Put every line of the entries below into a Markdown table with the columns Row and Line, numbering the rows and leaving out blank lines. Leave the pictures out of your answer.

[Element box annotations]
+++

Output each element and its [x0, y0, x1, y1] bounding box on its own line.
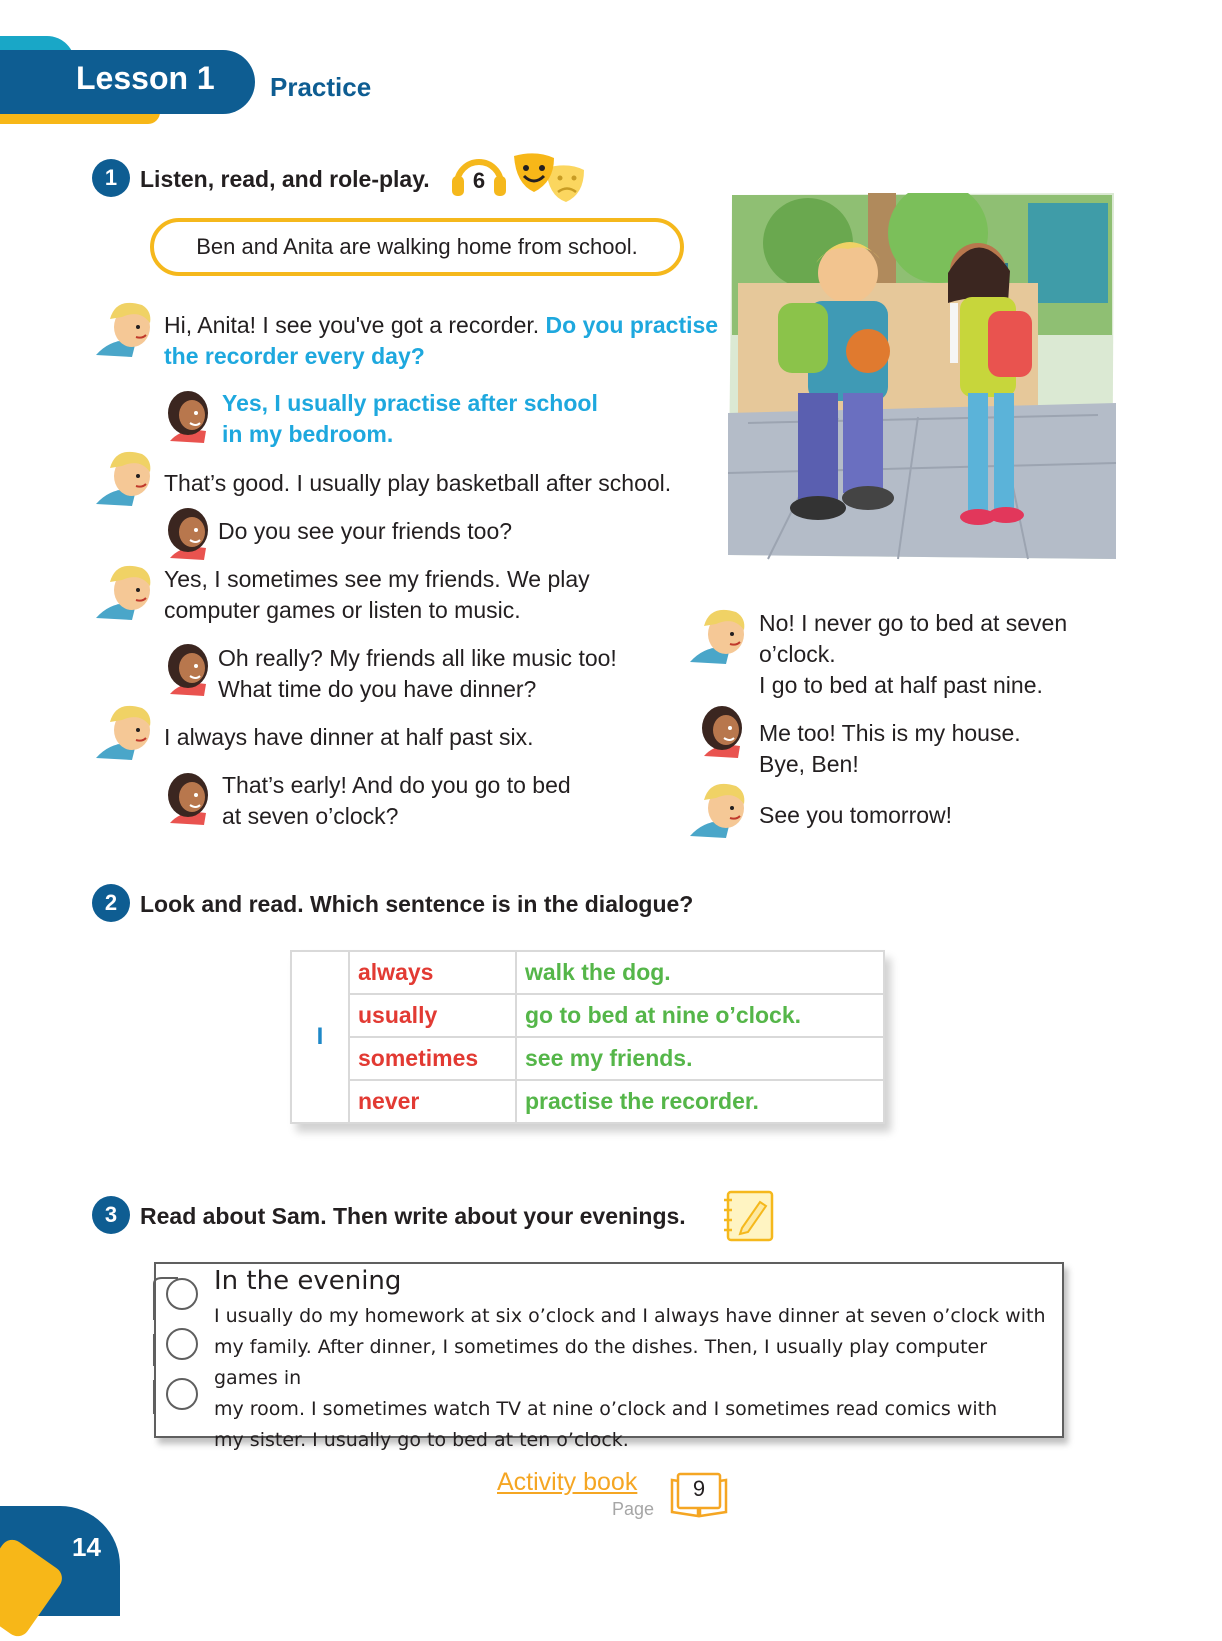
note-line: my room. I sometimes watch TV at nine o’clock and I sometimes read comics with — [214, 1398, 998, 1420]
audio-track-number: 6 — [472, 168, 486, 193]
anita-face-icon — [156, 765, 216, 830]
anita-face-icon — [690, 698, 750, 763]
dialogue-line-2: Yes, I usually practise after school in my bedroom. — [222, 390, 598, 447]
activity-page-number: 9 — [692, 1476, 706, 1501]
headphones-icon[interactable] — [449, 150, 509, 200]
dialogue-line-10: Me too! This is my house. Bye, Ben! — [759, 720, 1021, 777]
drama-masks-icon — [512, 150, 590, 211]
dialogue-line-1: Hi, Anita! I see you've got a recorder. Do you practise the recorder every day? — [164, 312, 719, 369]
note-line: I usually do my homework at six o’clock and I always have dinner at seven o’clock with — [214, 1305, 1046, 1327]
dialogue-line-8: That’s early! And do you go to bed at seven o’clock? — [222, 772, 571, 829]
note-body — [214, 1301, 1056, 1456]
phrase-cell: practise the recorder. — [516, 1080, 884, 1123]
frequency-table — [290, 950, 885, 1124]
subject-cell: I — [291, 951, 349, 1123]
anita-face-icon — [156, 636, 216, 701]
note-line: my family. After dinner, I sometimes do the dishes. Then, I usually play computer games in — [214, 1336, 988, 1389]
exercise-3-instruction: Read about Sam. Then write about your evenings. — [140, 1203, 686, 1229]
anita-face-icon — [156, 500, 216, 565]
phrase-cell: go to bed at nine o’clock. — [516, 994, 884, 1037]
table-row — [291, 951, 884, 994]
table-row — [291, 994, 884, 1037]
dialogue-line-7: I always have dinner at half past six. — [164, 724, 534, 750]
dialogue-line-3: That’s good. I usually play basketball after school. — [164, 470, 672, 496]
page-number: 14 — [72, 1532, 101, 1562]
activity-page-label: Page — [612, 1499, 655, 1519]
scene-description: Ben and Anita are walking home from school. — [150, 218, 684, 276]
ben-face-icon — [686, 778, 752, 843]
dialogue-line-5: Yes, I sometimes see my friends. We play computer games or listen to music. — [164, 566, 590, 623]
ben-face-icon — [92, 700, 158, 765]
ben-face-icon — [92, 446, 158, 511]
adverb-cell: usually — [349, 994, 516, 1037]
ben-face-icon — [686, 604, 752, 669]
exercise-1-number: 1 — [92, 159, 130, 197]
exercise-3-number: 3 — [92, 1196, 130, 1234]
exercise-2-number: 2 — [92, 884, 130, 922]
dialogue-line-11: See you tomorrow! — [759, 802, 953, 828]
adverb-cell: never — [349, 1080, 516, 1123]
lesson-title: Lesson 1 — [76, 60, 215, 96]
anita-face-icon — [156, 383, 216, 448]
notebook-rings — [148, 1274, 198, 1429]
dialogue-line-6: Oh really? My friends all like music too! What time do you have dinner? — [218, 645, 617, 702]
open-book-icon — [668, 1472, 730, 1523]
illustration-ben-and-anita — [728, 193, 1116, 568]
adverb-cell: sometimes — [349, 1037, 516, 1080]
adverb-cell: always — [349, 951, 516, 994]
note-title: In the evening — [214, 1266, 402, 1296]
ben-face-icon — [92, 297, 158, 362]
phrase-cell: walk the dog. — [516, 951, 884, 994]
dialogue-line-9: No! I never go to bed at seven o’clock. I go to bed at half past nine. — [759, 610, 1068, 698]
notebook-pencil-icon — [720, 1188, 776, 1249]
exercise-2-instruction: Look and read. Which sentence is in the dialogue? — [140, 891, 694, 917]
dialogue-line-4: Do you see your friends too? — [218, 518, 513, 544]
section-title: Practice — [270, 72, 372, 102]
phrase-cell: see my friends. — [516, 1037, 884, 1080]
note-line: my sister. I usually go to bed at ten o’clock. — [214, 1429, 629, 1451]
table-row — [291, 1037, 884, 1080]
table-row — [291, 1080, 884, 1123]
ben-face-icon — [92, 560, 158, 625]
exercise-1-instruction: Listen, read, and role-play. — [140, 166, 430, 192]
activity-book-link[interactable]: Activity book — [497, 1468, 638, 1496]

+++

◆ Response below
| Row | Line |
|---|---|
| 1 | Output each element and its [x0, y0, x1, y1] bounding box on its own line. |
| 2 | note-line: my room. I sometimes watch TV at nine o’clock and I sometimes read comics with — [214, 1398, 998, 1420] |
| 3 | audio-track-number: 6 — [472, 168, 486, 193] |
| 4 | anita-face-icon — [156, 765, 216, 830] |
| 5 | anita-face-icon — [690, 698, 750, 763] |
| 6 | dialogue-line-2: Yes, I usually practise after school in my bedroom. — [222, 390, 598, 447] |
| 7 | activity-page-number: 9 — [692, 1476, 706, 1501] |
| 8 | headphones-icon[interactable] — [449, 150, 509, 200] |
| 9 | dialogue-line-10: Me too! This is my house. Bye, Ben! — [759, 720, 1021, 777] |
| 10 | drama-masks-icon — [512, 150, 590, 211] |
| 11 | dialogue-line-1: Hi, Anita! I see you've got a recorder. Do you practise the recorder every day? — [164, 312, 719, 369] |
| 12 | note-line: I usually do my homework at six o’clock and I always have dinner at seven o’clock with — [214, 1305, 1046, 1327] |
| 13 | dialogue-line-8: That’s early! And do you go to bed at seven o’clock? — [222, 772, 571, 829] |
| 14 | note-body — [214, 1301, 1056, 1456] |
| 15 | phrase-cell: practise the recorder. — [516, 1080, 884, 1123] |
| 16 | frequency-table — [290, 950, 885, 1124] |
| 17 | subject-cell: I — [291, 951, 349, 1123] |
| 18 | anita-face-icon — [156, 636, 216, 701] |
| 19 | note-line: my family. After dinner, I sometimes do the dishes. Then, I usually play computer games in — [214, 1336, 988, 1389] |
| 20 | exercise-3-instruction: Read about Sam. Then write about your evenings. — [140, 1203, 686, 1229] |
| 21 | anita-face-icon — [156, 500, 216, 565] |
| 22 | phrase-cell: go to bed at nine o’clock. — [516, 994, 884, 1037] |
| 23 | table-row — [291, 951, 884, 994] |
| 24 | table-row — [291, 994, 884, 1037] |
| 25 | dialogue-line-7: I always have dinner at half past six. — [164, 724, 534, 750] |
| 26 | dialogue-line-3: That’s good. I usually play basketball after school. — [164, 470, 672, 496] |
| 27 | page-number: 14 — [72, 1532, 101, 1562] |
| 28 | activity-page-label: Page — [612, 1499, 655, 1519] |
| 29 | scene-description: Ben and Anita are walking home from school. — [150, 218, 684, 276] |
| 30 | ben-face-icon — [686, 778, 752, 843] |
| 31 | dialogue-line-5: Yes, I sometimes see my friends. We play computer games or listen to music. — [164, 566, 590, 623] |
| 32 | ben-face-icon — [92, 700, 158, 765] |
| 33 | ben-face-icon — [92, 446, 158, 511] |
| 34 | adverb-cell: usually — [349, 994, 516, 1037] |
| 35 | ben-face-icon — [686, 604, 752, 669] |
| 36 | exercise-1-number: 1 — [92, 159, 130, 197] |
| 37 | exercise-3-number: 3 — [92, 1196, 130, 1234] |
| 38 | exercise-2-number: 2 — [92, 884, 130, 922] |
| 39 | dialogue-line-11: See you tomorrow! — [759, 802, 953, 828] |
| 40 | adverb-cell: never — [349, 1080, 516, 1123] |
| 41 | lesson-title: Lesson 1 — [76, 60, 215, 96] |
| 42 | anita-face-icon — [156, 383, 216, 448] |
| 43 | notebook-rings — [148, 1274, 198, 1429] |
| 44 | dialogue-line-6: Oh really? My friends all like music too! What time do you have dinner? — [218, 645, 617, 702] |
| 45 | open-book-icon — [668, 1472, 730, 1523] |
| 46 | illustration-ben-and-anita — [728, 193, 1116, 568] |
| 47 | adverb-cell: sometimes — [349, 1037, 516, 1080] |
| 48 | adverb-cell: always — [349, 951, 516, 994] |
| 49 | note-title: In the evening — [214, 1266, 402, 1296] |
| 50 | ben-face-icon — [92, 297, 158, 362] |
| 51 | phrase-cell: walk the dog. — [516, 951, 884, 994] |
| 52 | dialogue-line-9: No! I never go to bed at seven o’clock. I go to bed at half past nine. — [759, 610, 1068, 698] |
| 53 | notebook-pencil-icon — [720, 1188, 776, 1249] |
| 54 | exercise-2-instruction: Look and read. Which sentence is in the dialogue? — [140, 891, 694, 917] |
| 55 | dialogue-line-4: Do you see your friends too? — [218, 518, 513, 544] |
| 56 | section-title: Practice — [270, 72, 372, 102] |
| 57 | phrase-cell: see my friends. — [516, 1037, 884, 1080] |
| 58 | note-line: my sister. I usually go to bed at ten o’clock. — [214, 1429, 629, 1451] |
| 59 | table-row — [291, 1037, 884, 1080] |
| 60 | table-row — [291, 1080, 884, 1123] |
| 61 | ben-face-icon — [92, 560, 158, 625] |
| 62 | exercise-1-instruction: Listen, read, and role-play. — [140, 166, 430, 192] |
| 63 | activity-book-link[interactable]: Activity book — [497, 1468, 638, 1496] |